# start of ENTRIES PROVIDED
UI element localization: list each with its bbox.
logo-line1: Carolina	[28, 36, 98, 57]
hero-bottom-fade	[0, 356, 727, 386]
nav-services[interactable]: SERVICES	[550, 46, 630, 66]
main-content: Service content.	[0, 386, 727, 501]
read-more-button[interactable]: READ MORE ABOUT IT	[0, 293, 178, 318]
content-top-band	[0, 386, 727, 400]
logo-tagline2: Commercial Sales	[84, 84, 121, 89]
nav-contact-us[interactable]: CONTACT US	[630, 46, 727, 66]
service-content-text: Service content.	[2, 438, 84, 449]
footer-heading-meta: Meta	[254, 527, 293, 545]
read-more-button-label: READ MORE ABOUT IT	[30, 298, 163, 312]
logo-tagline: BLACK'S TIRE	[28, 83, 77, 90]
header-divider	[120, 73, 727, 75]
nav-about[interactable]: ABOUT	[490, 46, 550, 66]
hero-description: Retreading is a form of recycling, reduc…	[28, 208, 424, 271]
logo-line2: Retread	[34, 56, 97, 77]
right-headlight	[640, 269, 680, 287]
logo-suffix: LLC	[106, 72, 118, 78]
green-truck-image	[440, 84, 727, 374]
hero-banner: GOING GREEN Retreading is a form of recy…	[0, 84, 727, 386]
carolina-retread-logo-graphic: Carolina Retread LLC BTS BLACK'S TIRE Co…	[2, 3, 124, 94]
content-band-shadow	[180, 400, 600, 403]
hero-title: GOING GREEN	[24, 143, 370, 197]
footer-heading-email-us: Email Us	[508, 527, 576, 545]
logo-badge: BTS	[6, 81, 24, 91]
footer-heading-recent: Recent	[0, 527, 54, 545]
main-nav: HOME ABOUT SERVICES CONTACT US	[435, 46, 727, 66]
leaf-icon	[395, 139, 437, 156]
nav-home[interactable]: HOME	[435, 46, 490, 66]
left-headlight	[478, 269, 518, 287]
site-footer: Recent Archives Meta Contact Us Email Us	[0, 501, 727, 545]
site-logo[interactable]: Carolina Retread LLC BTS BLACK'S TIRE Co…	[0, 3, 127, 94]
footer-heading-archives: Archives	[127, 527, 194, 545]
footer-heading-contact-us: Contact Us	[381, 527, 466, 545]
# end of ENTRIES PROVIDED
WRITTEN INSTRUCTION: Print the material above line for line, without any changes.

SOLUTION FOR THIS PROBLEM:
UI element localization: list each with its bbox.
logo-line1: Carolina	[28, 36, 98, 57]
hero-bottom-fade	[0, 356, 727, 386]
nav-services[interactable]: SERVICES	[550, 46, 630, 66]
main-content: Service content.	[0, 386, 727, 501]
read-more-button[interactable]: READ MORE ABOUT IT	[0, 293, 178, 318]
content-top-band	[0, 386, 727, 400]
logo-tagline2: Commercial Sales	[84, 84, 121, 89]
nav-contact-us[interactable]: CONTACT US	[630, 46, 727, 66]
service-content-text: Service content.	[2, 438, 84, 449]
footer-heading-meta: Meta	[254, 527, 293, 545]
read-more-button-label: READ MORE ABOUT IT	[30, 298, 163, 312]
logo-tagline: BLACK'S TIRE	[28, 83, 77, 90]
header-divider	[120, 73, 727, 75]
nav-about[interactable]: ABOUT	[490, 46, 550, 66]
hero-description: Retreading is a form of recycling, reduc…	[28, 208, 424, 271]
logo-line2: Retread	[34, 56, 97, 77]
right-headlight	[640, 269, 680, 287]
logo-suffix: LLC	[106, 72, 118, 78]
green-truck-image	[440, 84, 727, 374]
hero-banner: GOING GREEN Retreading is a form of recy…	[0, 84, 727, 386]
carolina-retread-logo-graphic: Carolina Retread LLC BTS BLACK'S TIRE Co…	[2, 3, 124, 94]
content-band-shadow	[180, 400, 600, 403]
hero-title: GOING GREEN	[24, 143, 370, 197]
footer-heading-email-us: Email Us	[508, 527, 576, 545]
logo-badge: BTS	[6, 81, 24, 91]
footer-heading-recent: Recent	[0, 527, 54, 545]
main-nav: HOME ABOUT SERVICES CONTACT US	[435, 46, 727, 66]
leaf-icon	[395, 139, 437, 156]
nav-home[interactable]: HOME	[435, 46, 490, 66]
left-headlight	[478, 269, 518, 287]
site-footer: Recent Archives Meta Contact Us Email Us	[0, 501, 727, 545]
site-logo[interactable]: Carolina Retread LLC BTS BLACK'S TIRE Co…	[0, 3, 127, 94]
footer-heading-archives: Archives	[127, 527, 194, 545]
footer-heading-contact-us: Contact Us	[381, 527, 466, 545]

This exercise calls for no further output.